+++ Text shown +++

Historic house in Maine, United States

The Judson Record House is a historic house at 22 Church Street in Livermore Falls, Maine. Built in 1907 for a prominent local industrialist, it is a fine local example of Colonial Revival architecture. It presently houses Maine's Paper and Heritage Museum. It was added to the National Register of Historic Places in 2015.

==Description and history==
The Judson Record House stands in the town center of Livermore Falls, on the northwest side of Church Street. It is a 2 1/2-story wood-frame structure, with a hip roof, wooden shingle siding, and a granite foundation. The roof is pierced by gabled dormers, with the pair facing front featuring broken scrolled pediments. The front facade is symmetrical, with a single-story enclosed porch extending across its width. Both the porch and the main building have corner pilasters, with pilasters also present between pairs of windows on the porch. They rise to an entablature and modillioned cornice. The main entrance is at the center of the porch, flanked by wide sidelight windows, and a transom window above with ten small lights. The building interior retains high quality original workmanship.

+++

▶ **Exercise goal**: Continue the description of the Judson Record House, starting after its last sentence.

+++ Dataset extract +++

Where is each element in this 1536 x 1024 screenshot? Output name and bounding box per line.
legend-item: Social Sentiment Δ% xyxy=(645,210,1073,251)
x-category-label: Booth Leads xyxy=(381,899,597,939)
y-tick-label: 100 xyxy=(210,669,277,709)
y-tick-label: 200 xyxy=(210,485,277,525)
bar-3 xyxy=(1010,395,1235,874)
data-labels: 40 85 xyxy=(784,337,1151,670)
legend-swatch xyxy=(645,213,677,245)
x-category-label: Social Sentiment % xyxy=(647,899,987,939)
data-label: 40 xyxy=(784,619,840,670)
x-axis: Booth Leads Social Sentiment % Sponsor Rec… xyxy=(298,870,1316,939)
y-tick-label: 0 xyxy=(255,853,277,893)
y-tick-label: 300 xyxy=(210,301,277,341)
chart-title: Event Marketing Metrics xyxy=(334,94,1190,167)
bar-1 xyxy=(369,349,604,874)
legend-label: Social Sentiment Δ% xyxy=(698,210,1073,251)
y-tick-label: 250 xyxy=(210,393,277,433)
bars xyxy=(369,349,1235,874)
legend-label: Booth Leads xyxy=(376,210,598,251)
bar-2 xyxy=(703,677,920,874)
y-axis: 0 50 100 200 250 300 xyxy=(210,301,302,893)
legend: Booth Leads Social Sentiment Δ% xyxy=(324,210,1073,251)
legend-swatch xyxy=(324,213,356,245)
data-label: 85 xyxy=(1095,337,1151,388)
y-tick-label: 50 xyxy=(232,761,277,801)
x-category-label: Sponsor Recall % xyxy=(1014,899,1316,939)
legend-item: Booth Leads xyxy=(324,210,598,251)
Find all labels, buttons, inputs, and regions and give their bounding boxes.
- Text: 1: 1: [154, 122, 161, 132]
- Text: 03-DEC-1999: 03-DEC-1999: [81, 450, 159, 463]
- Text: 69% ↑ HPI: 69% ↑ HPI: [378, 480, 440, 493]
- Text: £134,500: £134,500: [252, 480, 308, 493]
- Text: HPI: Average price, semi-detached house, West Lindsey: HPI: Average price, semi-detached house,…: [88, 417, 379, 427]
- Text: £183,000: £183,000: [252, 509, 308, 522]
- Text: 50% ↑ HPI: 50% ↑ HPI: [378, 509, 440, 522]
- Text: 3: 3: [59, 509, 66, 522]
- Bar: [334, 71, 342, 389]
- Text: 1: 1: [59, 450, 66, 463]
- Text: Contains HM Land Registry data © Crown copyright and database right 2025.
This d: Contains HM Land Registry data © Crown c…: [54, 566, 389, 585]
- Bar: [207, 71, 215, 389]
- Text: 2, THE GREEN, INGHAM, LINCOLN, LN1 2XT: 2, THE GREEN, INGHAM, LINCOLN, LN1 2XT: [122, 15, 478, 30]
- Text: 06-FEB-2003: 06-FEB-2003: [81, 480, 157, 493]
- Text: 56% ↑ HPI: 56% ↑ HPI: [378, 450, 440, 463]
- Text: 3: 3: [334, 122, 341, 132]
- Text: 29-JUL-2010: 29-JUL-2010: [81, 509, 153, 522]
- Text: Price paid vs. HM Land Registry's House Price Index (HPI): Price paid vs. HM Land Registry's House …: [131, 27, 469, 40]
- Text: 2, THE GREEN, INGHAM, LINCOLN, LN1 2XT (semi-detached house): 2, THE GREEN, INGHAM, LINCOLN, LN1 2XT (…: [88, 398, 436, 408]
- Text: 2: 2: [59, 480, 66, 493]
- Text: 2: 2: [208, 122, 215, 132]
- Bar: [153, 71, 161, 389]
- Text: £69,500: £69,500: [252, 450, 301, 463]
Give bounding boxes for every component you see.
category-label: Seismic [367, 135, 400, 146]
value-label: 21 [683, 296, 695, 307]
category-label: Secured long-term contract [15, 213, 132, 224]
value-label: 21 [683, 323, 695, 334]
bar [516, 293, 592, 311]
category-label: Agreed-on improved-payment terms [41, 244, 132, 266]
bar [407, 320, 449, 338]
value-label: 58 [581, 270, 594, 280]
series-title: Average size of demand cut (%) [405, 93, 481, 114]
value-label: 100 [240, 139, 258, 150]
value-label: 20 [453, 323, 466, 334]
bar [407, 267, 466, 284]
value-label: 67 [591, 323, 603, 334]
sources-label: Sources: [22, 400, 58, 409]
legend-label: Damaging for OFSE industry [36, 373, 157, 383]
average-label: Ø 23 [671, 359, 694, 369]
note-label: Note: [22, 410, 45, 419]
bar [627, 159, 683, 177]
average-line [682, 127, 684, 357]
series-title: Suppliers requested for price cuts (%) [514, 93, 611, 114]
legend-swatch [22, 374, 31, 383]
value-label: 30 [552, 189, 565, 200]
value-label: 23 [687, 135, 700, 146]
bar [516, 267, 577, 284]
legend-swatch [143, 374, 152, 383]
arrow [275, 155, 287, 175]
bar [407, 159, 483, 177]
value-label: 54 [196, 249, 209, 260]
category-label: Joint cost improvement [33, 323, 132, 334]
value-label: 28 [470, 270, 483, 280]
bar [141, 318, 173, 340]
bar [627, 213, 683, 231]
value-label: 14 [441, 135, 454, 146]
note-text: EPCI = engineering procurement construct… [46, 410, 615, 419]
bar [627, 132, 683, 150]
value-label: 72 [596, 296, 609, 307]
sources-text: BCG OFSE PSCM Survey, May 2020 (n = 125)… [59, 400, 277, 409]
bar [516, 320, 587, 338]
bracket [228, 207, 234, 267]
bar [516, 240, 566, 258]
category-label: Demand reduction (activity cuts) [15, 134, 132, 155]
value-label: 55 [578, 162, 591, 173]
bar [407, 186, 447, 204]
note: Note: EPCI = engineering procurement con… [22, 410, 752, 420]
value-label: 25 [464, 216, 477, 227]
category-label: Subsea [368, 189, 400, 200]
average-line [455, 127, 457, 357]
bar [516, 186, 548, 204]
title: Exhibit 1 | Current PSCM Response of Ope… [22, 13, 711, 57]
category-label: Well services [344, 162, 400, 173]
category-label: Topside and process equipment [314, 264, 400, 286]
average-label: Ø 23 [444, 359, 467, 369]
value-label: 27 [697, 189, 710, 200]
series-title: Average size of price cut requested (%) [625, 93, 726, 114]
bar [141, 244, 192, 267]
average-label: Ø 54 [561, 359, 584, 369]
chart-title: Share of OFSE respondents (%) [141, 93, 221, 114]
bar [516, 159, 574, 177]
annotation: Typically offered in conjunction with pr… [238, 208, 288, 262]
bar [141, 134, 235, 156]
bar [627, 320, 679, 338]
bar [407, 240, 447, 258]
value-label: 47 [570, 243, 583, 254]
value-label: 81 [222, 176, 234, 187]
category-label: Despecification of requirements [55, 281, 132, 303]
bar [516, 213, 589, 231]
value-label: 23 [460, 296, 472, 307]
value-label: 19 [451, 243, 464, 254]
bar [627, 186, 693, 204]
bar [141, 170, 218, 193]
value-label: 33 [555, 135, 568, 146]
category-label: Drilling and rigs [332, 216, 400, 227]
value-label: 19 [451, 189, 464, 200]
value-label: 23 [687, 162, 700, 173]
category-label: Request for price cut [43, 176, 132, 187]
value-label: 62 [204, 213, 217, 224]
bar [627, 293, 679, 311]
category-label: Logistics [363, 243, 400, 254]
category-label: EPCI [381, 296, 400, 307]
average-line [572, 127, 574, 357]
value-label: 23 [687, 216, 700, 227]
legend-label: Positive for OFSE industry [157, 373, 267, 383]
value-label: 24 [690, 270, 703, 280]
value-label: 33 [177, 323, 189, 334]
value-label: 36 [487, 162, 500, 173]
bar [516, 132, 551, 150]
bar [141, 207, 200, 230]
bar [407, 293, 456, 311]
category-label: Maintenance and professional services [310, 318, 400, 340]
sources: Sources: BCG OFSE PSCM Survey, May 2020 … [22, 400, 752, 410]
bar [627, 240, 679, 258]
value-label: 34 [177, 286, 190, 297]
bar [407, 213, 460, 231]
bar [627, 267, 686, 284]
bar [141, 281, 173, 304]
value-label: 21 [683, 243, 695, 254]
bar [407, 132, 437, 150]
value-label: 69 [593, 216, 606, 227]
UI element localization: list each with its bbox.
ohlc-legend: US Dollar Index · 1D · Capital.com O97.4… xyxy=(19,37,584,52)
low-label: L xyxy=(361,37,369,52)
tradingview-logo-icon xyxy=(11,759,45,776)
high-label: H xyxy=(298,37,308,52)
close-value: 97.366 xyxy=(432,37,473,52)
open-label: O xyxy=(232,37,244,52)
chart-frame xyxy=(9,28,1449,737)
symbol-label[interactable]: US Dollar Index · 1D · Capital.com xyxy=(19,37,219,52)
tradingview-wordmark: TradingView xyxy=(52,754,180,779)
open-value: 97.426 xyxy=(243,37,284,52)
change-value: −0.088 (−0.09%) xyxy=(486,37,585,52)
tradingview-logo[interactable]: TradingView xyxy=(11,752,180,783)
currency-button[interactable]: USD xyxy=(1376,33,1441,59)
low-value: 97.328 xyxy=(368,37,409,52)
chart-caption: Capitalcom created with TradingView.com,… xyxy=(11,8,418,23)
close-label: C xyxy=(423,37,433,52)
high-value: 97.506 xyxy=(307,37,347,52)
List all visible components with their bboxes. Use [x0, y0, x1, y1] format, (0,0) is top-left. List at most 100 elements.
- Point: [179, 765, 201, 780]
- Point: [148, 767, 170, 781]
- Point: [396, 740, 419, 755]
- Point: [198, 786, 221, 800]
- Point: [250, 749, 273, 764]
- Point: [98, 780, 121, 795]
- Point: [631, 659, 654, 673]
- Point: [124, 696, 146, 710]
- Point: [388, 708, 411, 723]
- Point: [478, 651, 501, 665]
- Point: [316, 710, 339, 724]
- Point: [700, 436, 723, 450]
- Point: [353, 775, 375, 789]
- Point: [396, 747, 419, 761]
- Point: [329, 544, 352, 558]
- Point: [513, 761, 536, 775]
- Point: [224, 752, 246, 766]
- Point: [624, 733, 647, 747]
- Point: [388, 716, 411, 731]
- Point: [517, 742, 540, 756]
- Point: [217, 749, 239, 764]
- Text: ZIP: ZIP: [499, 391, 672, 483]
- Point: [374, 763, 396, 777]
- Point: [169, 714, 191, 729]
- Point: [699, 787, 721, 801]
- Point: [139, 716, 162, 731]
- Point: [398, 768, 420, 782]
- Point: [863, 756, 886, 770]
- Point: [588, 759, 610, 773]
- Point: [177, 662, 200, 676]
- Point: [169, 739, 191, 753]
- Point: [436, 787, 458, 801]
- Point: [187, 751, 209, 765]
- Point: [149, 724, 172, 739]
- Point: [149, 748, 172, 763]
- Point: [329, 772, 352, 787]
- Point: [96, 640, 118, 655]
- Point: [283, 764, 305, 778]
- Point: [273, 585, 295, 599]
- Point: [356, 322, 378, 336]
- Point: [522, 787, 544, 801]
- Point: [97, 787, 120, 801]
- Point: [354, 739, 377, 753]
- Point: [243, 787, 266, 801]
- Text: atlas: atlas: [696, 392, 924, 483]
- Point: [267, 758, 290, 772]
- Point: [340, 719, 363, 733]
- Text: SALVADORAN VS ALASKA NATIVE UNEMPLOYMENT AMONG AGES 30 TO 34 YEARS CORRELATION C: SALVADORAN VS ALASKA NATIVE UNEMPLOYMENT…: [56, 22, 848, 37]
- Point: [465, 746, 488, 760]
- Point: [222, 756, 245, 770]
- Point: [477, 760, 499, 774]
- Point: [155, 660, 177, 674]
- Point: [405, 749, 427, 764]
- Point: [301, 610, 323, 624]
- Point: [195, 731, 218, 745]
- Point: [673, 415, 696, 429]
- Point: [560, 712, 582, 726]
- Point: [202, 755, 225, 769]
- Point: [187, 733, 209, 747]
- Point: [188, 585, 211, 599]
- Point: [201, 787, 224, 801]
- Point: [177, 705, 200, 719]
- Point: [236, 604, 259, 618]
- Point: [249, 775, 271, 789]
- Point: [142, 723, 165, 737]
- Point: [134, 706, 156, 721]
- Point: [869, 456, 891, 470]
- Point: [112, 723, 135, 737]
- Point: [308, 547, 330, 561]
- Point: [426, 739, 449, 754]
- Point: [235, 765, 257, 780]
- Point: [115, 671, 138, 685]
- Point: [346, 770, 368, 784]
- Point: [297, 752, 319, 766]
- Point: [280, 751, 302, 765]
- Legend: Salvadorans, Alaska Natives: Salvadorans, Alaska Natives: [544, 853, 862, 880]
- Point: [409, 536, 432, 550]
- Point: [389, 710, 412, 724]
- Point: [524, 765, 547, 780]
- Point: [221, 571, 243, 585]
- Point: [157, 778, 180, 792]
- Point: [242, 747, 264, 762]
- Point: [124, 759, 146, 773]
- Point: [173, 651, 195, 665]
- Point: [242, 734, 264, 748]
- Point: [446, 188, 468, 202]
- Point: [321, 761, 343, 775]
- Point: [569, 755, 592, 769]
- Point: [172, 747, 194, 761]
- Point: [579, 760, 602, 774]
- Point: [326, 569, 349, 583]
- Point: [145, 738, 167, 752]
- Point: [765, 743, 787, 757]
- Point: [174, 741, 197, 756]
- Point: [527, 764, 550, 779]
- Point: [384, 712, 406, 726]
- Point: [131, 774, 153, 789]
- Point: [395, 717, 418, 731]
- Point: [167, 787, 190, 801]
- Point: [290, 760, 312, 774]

+++

▶ **Reply to the exercise**:
The house was built in 1907 for Judson A. Record, a businessman who operated locally important pulp and papermaking businesses. The house was designed by the prominent Maine architecture firm of George M. Coombs and Eugene Gibbs. From 1917 until the 1970s, it was used as housing for managers of the local papermaking businesses, and then as office space. Since 2007 it has housed Maine's Paper and Heritage Museum.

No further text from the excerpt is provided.